=== SET TASK ===
Please render the material below as a numbered list, starting with its first line and going on through the line with "joystick-button[interactable] [495, 72, 553, 130]". Leave out any blank lines.

=== THE INPUT ===
=-=-=
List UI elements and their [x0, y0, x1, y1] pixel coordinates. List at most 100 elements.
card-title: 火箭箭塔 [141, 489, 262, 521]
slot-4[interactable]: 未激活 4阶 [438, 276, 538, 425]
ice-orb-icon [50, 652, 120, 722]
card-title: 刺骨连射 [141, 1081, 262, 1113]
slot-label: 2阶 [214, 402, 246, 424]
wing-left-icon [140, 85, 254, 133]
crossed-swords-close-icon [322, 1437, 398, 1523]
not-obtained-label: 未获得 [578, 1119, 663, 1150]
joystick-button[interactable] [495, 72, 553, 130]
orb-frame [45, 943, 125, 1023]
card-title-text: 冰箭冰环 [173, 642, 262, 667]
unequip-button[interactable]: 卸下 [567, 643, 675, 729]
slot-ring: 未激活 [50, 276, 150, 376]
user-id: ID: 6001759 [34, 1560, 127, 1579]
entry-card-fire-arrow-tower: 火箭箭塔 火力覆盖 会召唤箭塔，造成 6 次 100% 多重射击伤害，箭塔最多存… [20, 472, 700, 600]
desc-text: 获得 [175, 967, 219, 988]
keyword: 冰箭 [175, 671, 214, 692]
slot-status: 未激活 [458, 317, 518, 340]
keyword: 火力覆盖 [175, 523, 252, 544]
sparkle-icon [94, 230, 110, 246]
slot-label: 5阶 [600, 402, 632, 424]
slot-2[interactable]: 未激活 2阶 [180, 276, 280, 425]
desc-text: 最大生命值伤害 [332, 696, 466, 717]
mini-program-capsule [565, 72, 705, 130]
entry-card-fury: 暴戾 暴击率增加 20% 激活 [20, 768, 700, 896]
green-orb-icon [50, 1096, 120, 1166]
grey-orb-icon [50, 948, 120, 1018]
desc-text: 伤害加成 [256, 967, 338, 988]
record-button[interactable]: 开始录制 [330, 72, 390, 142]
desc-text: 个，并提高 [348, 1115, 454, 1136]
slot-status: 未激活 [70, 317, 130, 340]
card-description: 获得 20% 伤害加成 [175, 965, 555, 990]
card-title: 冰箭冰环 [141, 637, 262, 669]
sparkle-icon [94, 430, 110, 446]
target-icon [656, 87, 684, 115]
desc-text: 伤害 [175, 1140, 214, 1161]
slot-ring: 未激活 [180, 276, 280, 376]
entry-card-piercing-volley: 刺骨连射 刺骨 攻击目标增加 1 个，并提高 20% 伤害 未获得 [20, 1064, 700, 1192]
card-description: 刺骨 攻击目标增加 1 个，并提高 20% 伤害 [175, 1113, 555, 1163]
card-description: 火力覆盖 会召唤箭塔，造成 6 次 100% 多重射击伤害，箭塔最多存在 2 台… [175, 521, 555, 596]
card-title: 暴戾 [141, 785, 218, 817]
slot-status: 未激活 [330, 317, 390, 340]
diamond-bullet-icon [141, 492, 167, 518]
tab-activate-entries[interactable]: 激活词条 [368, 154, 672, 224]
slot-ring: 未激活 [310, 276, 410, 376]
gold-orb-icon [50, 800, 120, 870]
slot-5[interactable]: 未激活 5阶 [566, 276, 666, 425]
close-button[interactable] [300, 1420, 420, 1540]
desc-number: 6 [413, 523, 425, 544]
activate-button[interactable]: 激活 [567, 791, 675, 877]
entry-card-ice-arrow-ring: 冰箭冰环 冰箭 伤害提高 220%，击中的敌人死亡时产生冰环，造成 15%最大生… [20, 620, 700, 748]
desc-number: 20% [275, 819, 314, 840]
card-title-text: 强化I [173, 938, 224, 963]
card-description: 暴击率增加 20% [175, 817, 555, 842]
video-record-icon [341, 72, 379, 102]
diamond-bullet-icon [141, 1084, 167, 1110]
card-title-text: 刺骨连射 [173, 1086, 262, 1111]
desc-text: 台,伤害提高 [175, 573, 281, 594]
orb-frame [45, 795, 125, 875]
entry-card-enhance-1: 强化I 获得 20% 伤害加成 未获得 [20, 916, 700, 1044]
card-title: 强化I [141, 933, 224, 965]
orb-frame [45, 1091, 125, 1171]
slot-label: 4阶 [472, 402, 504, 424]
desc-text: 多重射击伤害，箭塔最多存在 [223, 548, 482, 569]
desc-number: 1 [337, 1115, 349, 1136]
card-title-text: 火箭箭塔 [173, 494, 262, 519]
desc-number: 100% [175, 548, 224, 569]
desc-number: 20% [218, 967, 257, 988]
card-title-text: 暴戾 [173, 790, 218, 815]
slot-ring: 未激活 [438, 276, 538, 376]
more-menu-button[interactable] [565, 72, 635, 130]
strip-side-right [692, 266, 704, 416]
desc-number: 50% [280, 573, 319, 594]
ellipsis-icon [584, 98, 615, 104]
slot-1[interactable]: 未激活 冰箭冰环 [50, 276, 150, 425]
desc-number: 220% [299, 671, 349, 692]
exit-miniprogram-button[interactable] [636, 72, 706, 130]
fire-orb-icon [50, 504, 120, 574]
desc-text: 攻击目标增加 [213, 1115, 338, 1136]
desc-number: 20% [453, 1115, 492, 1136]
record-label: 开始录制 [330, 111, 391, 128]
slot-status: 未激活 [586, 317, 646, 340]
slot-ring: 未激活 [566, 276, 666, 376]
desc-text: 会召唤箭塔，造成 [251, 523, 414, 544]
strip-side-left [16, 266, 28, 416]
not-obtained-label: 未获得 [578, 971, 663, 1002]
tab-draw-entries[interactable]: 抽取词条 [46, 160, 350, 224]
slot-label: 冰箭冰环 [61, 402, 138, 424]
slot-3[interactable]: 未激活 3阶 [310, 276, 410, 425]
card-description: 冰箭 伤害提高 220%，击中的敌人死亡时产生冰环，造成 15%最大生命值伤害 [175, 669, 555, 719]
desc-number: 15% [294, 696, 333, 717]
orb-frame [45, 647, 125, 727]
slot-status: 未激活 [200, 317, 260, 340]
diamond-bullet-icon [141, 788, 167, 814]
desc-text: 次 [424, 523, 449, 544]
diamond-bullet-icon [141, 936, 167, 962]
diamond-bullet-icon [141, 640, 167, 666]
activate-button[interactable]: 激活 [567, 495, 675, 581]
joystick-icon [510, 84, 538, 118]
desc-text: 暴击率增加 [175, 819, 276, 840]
=-=-=
=== WORKED ANSWER ===
1. List UI elements and their [x0, y0, x1, y1] pixel coordinates. List at most 100 elements.
2. card-title: 火箭箭塔 [141, 489, 262, 521]
3. slot-4[interactable]: 未激活 4阶 [438, 276, 538, 425]
4. ice-orb-icon [50, 652, 120, 722]
5. card-title: 刺骨连射 [141, 1081, 262, 1113]
6. slot-label: 2阶 [214, 402, 246, 424]
7. wing-left-icon [140, 85, 254, 133]
8. crossed-swords-close-icon [322, 1437, 398, 1523]
9. not-obtained-label: 未获得 [578, 1119, 663, 1150]
10. joystick-button[interactable] [495, 72, 553, 130]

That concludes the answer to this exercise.